### Data records
◇ ◇ ◇ ◇ ◇ ◇ ◇
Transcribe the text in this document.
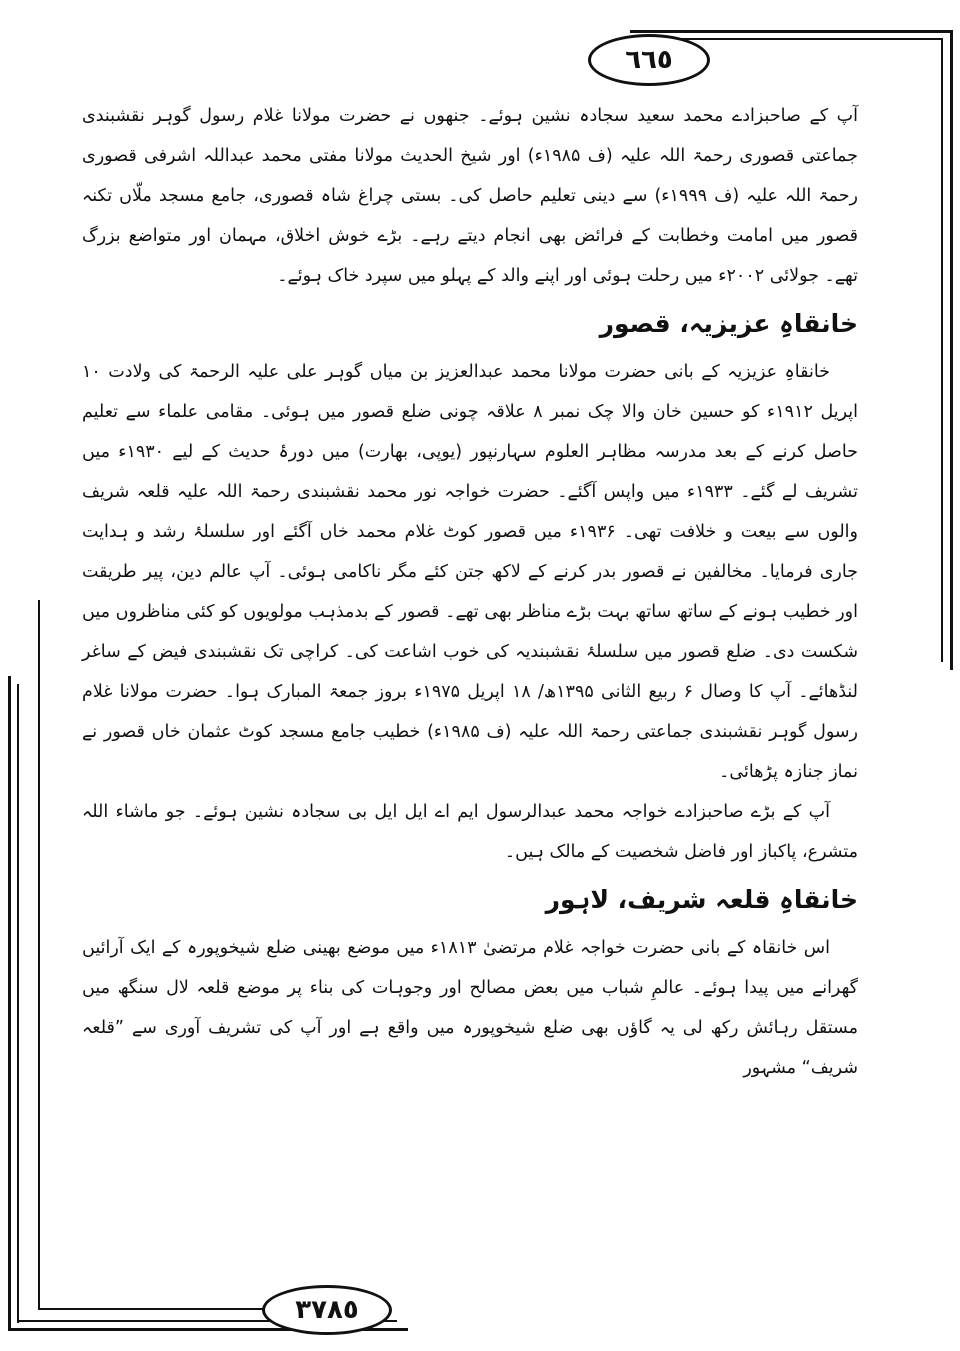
٦٦٥
٣٧٨٥

آپ کے صاحبزادے محمد سعید سجادہ نشین ہوئے۔ جنھوں نے حضرت مولانا غلام رسول گوہر نقشبندی جماعتی قصوری رحمۃ اللہ علیہ (ف ۱۹۸۵ء) اور شیخ الحدیث مولانا مفتی محمد عبداللہ اشرفی قصوری رحمۃ اللہ علیہ (ف ۱۹۹۹ء) سے دینی تعلیم حاصل کی۔ بستی چراغ شاہ قصوری، جامع مسجد ملّاں تکنہ قصور میں امامت وخطابت کے فرائض بھی انجام دیتے رہے۔ بڑے خوش اخلاق، مہمان اور متواضع بزرگ تھے۔ جولائی ۲۰۰۲ء میں رحلت ہوئی اور اپنے والد کے پہلو میں سپرد خاک ہوئے۔

خانقاہِ عزیزیہ، قصور

خانقاہِ عزیزیہ کے بانی حضرت مولانا محمد عبدالعزیز بن میاں گوہر علی علیہ الرحمۃ کی ولادت ۱۰ اپریل ۱۹۱۲ء کو حسین خان والا چک نمبر ۸ علاقہ چونی ضلع قصور میں ہوئی۔ مقامی علماء سے تعلیم حاصل کرنے کے بعد مدرسہ مظاہر العلوم سہارنپور (یوپی، بھارت) میں دورۂ حدیث کے لیے ۱۹۳۰ء میں تشریف لے گئے۔ ۱۹۳۳ء میں واپس آگئے۔ حضرت خواجہ نور محمد نقشبندی رحمۃ اللہ علیہ قلعہ شریف والوں سے بیعت و خلافت تھی۔ ۱۹۳۶ء میں قصور کوٹ غلام محمد خاں آگئے اور سلسلۂ رشد و ہدایت جاری فرمایا۔ مخالفین نے قصور بدر کرنے کے لاکھ جتن کئے مگر ناکامی ہوئی۔ آپ عالم دین، پیر طریقت اور خطیب ہونے کے ساتھ ساتھ بہت بڑے مناظر بھی تھے۔ قصور کے بدمذہب مولویوں کو کئی مناظروں میں شکست دی۔ ضلع قصور میں سلسلۂ نقشبندیہ کی خوب اشاعت کی۔ کراچی تک نقشبندی فیض کے ساغر لنڈھائے۔ آپ کا وصال ۶ ربیع الثانی ۱۳۹۵ھ/ ۱۸ اپریل ۱۹۷۵ء بروز جمعۃ المبارک ہوا۔ حضرت مولانا غلام رسول گوہر نقشبندی جماعتی رحمۃ اللہ علیہ (ف ۱۹۸۵ء) خطیب جامع مسجد کوٹ عثمان خاں قصور نے نماز جنازہ پڑھائی۔

آپ کے بڑے صاحبزادے خواجہ محمد عبدالرسول ایم اے ایل ایل بی سجادہ نشین ہوئے۔ جو ماشاء اللہ متشرع، پاکباز اور فاضل شخصیت کے مالک ہیں۔

خانقاہِ قلعہ شریف، لاہور

اس خانقاہ کے بانی حضرت خواجہ غلام مرتضیٰ ۱۸۱۳ء میں موضع بھینی ضلع شیخوپورہ کے ایک آرائیں گھرانے میں پیدا ہوئے۔ عالمِ شباب میں بعض مصالح اور وجوہات کی بناء پر موضع قلعہ لال سنگھ میں مستقل رہائش رکھ لی یہ گاؤں بھی ضلع شیخوپورہ میں واقع ہے اور آپ کی تشریف آوری سے ”قلعہ شریف“ مشہور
◇ ◇ ◇ ◇ ◇ ◇ ◇
Lines holding the word "جامع" in the entries above are the ones to pull out. Copy them all.

آپ کے صاحبزادے محمد سعید سجادہ نشین ہوئے۔ جنھوں نے حضرت مولانا غلام رسول گوہر نقشبندی جماعتی قصوری رحمۃ اللہ علیہ (ف ۱۹۸۵ء) اور شیخ الحدیث مولانا مفتی محمد عبداللہ اشرفی قصوری رحمۃ اللہ علیہ (ف ۱۹۹۹ء) سے دینی تعلیم حاصل کی۔ بستی چراغ شاہ قصوری، جامع مسجد ملّاں تکنہ قصور میں امامت وخطابت کے فرائض بھی انجام دیتے رہے۔ بڑے خوش اخلاق، مہمان اور متواضع بزرگ تھے۔ جولائی ۲۰۰۲ء میں رحلت ہوئی اور اپنے والد کے پہلو میں سپرد خاک ہوئے۔
خانقاہِ عزیزیہ کے بانی حضرت مولانا محمد عبدالعزیز بن میاں گوہر علی علیہ الرحمۃ کی ولادت ۱۰ اپریل ۱۹۱۲ء کو حسین خان والا چک نمبر ۸ علاقہ چونی ضلع قصور میں ہوئی۔ مقامی علماء سے تعلیم حاصل کرنے کے بعد مدرسہ مظاہر العلوم سہارنپور (یوپی، بھارت) میں دورۂ حدیث کے لیے ۱۹۳۰ء میں تشریف لے گئے۔ ۱۹۳۳ء میں واپس آگئے۔ حضرت خواجہ نور محمد نقشبندی رحمۃ اللہ علیہ قلعہ شریف والوں سے بیعت و خلافت تھی۔ ۱۹۳۶ء میں قصور کوٹ غلام محمد خاں آگئے اور سلسلۂ رشد و ہدایت جاری فرمایا۔ مخالفین نے قصور بدر کرنے کے لاکھ جتن کئے مگر ناکامی ہوئی۔ آپ عالم دین، پیر طریقت اور خطیب ہونے کے ساتھ ساتھ بہت بڑے مناظر بھی تھے۔ قصور کے بدمذہب مولویوں کو کئی مناظروں میں شکست دی۔ ضلع قصور میں سلسلۂ نقشبندیہ کی خوب اشاعت کی۔ کراچی تک نقشبندی فیض کے ساغر لنڈھائے۔ آپ کا وصال ۶ ربیع الثانی ۱۳۹۵ھ/ ۱۸ اپریل ۱۹۷۵ء بروز جمعۃ المبارک ہوا۔ حضرت مولانا غلام رسول گوہر نقشبندی جماعتی رحمۃ اللہ علیہ (ف ۱۹۸۵ء) خطیب جامع مسجد کوٹ عثمان خاں قصور نے نماز جنازہ پڑھائی۔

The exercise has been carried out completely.